** BEGIN DATASET EXTRACT **
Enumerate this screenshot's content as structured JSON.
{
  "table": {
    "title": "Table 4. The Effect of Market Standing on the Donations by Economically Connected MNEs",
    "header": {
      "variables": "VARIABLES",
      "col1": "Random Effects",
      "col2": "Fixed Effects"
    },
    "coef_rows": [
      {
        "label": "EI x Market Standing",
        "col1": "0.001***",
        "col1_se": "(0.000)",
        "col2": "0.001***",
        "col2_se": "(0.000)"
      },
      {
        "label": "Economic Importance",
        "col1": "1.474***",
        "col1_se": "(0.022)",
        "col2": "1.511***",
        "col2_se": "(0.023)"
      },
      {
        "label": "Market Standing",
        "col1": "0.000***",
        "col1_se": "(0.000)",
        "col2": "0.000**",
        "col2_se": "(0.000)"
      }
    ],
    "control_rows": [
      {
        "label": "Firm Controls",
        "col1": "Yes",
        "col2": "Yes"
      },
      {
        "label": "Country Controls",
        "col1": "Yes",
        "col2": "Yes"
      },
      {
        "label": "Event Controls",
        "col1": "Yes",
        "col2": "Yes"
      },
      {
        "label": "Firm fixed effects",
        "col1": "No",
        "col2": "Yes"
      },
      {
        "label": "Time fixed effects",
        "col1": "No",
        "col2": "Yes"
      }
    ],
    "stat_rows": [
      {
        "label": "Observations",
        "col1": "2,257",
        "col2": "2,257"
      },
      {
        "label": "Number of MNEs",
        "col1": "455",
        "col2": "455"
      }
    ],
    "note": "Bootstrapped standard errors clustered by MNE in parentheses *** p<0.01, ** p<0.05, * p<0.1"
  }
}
** END DATASET EXTRACT **
The records above are to be copied in full, exactly as written.

Enumerate this screenshot's content as structured JSON.
{
  "table": {
    "title": "Table 4. The Effect of Market Standing on the Donations by Economically Connected MNEs",
    "header": {
      "variables": "VARIABLES",
      "col1": "Random Effects",
      "col2": "Fixed Effects"
    },
    "coef_rows": [
      {
        "label": "EI x Market Standing",
        "col1": "0.001***",
        "col1_se": "(0.000)",
        "col2": "0.001***",
        "col2_se": "(0.000)"
      },
      {
        "label": "Economic Importance",
        "col1": "1.474***",
        "col1_se": "(0.022)",
        "col2": "1.511***",
        "col2_se": "(0.023)"
      },
      {
        "label": "Market Standing",
        "col1": "0.000***",
        "col1_se": "(0.000)",
        "col2": "0.000**",
        "col2_se": "(0.000)"
      }
    ],
    "control_rows": [
      {
        "label": "Firm Controls",
        "col1": "Yes",
        "col2": "Yes"
      },
      {
        "label": "Country Controls",
        "col1": "Yes",
        "col2": "Yes"
      },
      {
        "label": "Event Controls",
        "col1": "Yes",
        "col2": "Yes"
      },
      {
        "label": "Firm fixed effects",
        "col1": "No",
        "col2": "Yes"
      },
      {
        "label": "Time fixed effects",
        "col1": "No",
        "col2": "Yes"
      }
    ],
    "stat_rows": [
      {
        "label": "Observations",
        "col1": "2,257",
        "col2": "2,257"
      },
      {
        "label": "Number of MNEs",
        "col1": "455",
        "col2": "455"
      }
    ],
    "note": "Bootstrapped standard errors clustered by MNE in parentheses *** p<0.01, ** p<0.05, * p<0.1"
  }
}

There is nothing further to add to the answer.